Task to carry out: Produce an exact transcription of the listing below, omitting the pictures.

#####

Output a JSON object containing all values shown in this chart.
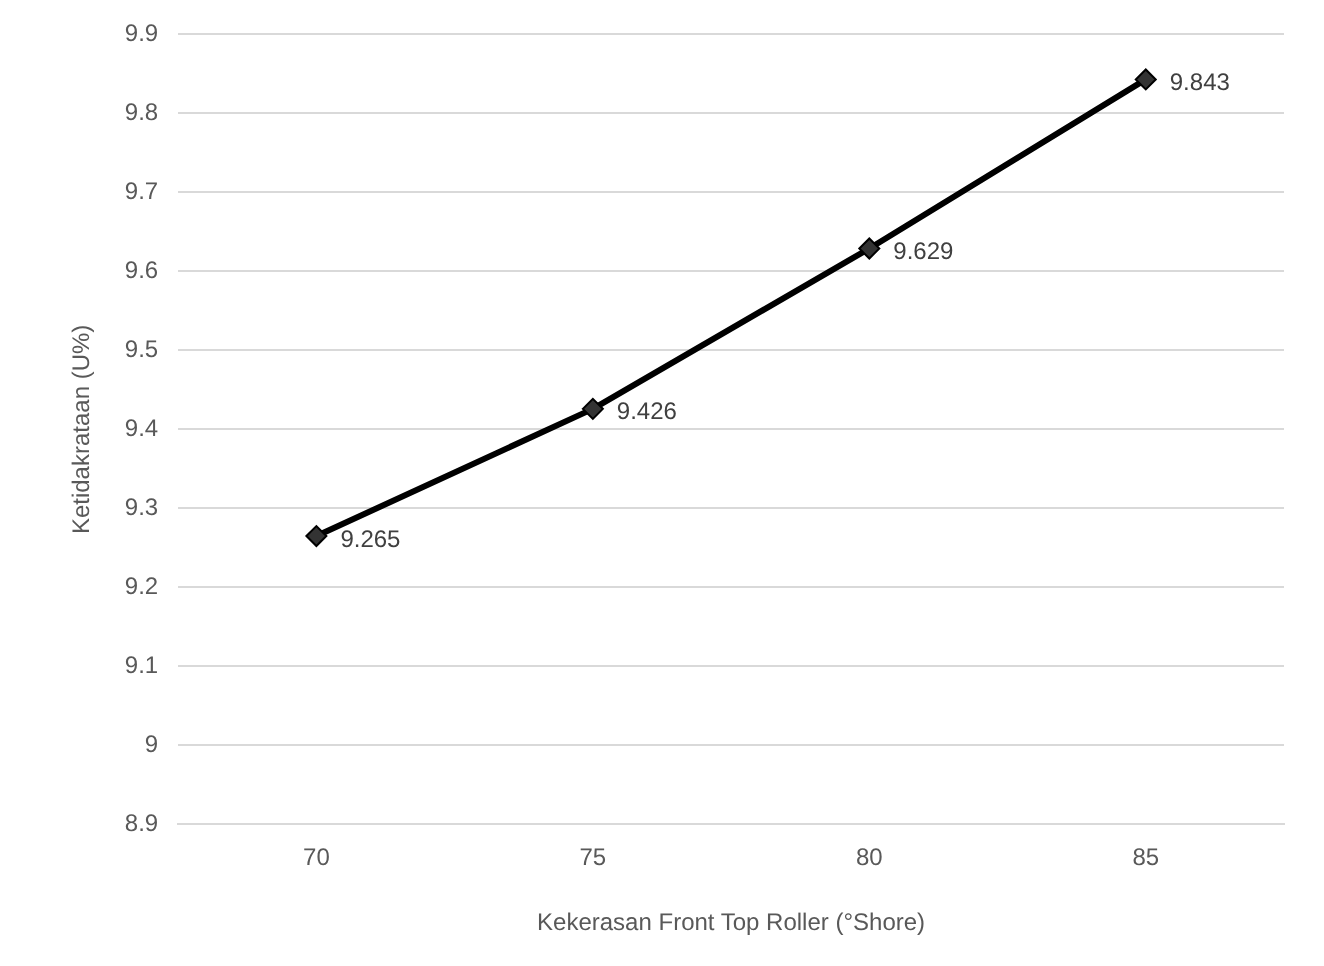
{
  "chart_data": {
    "type": "line",
    "xlabel": "Kekerasan Front Top Roller (°Shore)",
    "ylabel": "Ketidakrataan (U%)",
    "categories": [
      "70",
      "75",
      "80",
      "85"
    ],
    "series": [
      {
        "color": "#000000",
        "values": [
          9.265,
          9.426,
          9.629,
          9.843
        ]
      }
    ],
    "ylim": [
      8.9,
      9.9
    ],
    "yticks": [
      8.9,
      9,
      9.1,
      9.2,
      9.3,
      9.4,
      9.5,
      9.6,
      9.7,
      9.8,
      9.9
    ],
    "grid": "y",
    "legend": false,
    "marker": "diamond",
    "line_style": "solid",
    "data_labels": true
  }
}
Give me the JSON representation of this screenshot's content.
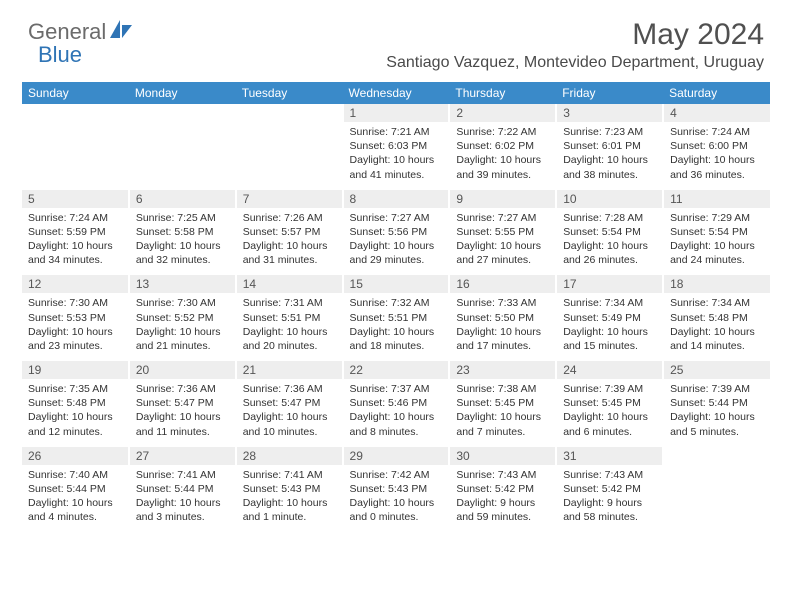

#####

Final answer:
Output a JSON object containing all values shown in this chart.
{
  "chart_data": {
    "type": "line",
    "xlabel": "Kekerasan Front Top Roller (°Shore)",
    "ylabel": "Ketidakrataan (U%)",
    "categories": [
      "70",
      "75",
      "80",
      "85"
    ],
    "series": [
      {
        "color": "#000000",
        "values": [
          9.265,
          9.426,
          9.629,
          9.843
        ]
      }
    ],
    "ylim": [
      8.9,
      9.9
    ],
    "yticks": [
      8.9,
      9,
      9.1,
      9.2,
      9.3,
      9.4,
      9.5,
      9.6,
      9.7,
      9.8,
      9.9
    ],
    "grid": "y",
    "legend": false,
    "marker": "diamond",
    "line_style": "solid",
    "data_labels": true
  }
}
Give me the JSON representation of this screenshot's content.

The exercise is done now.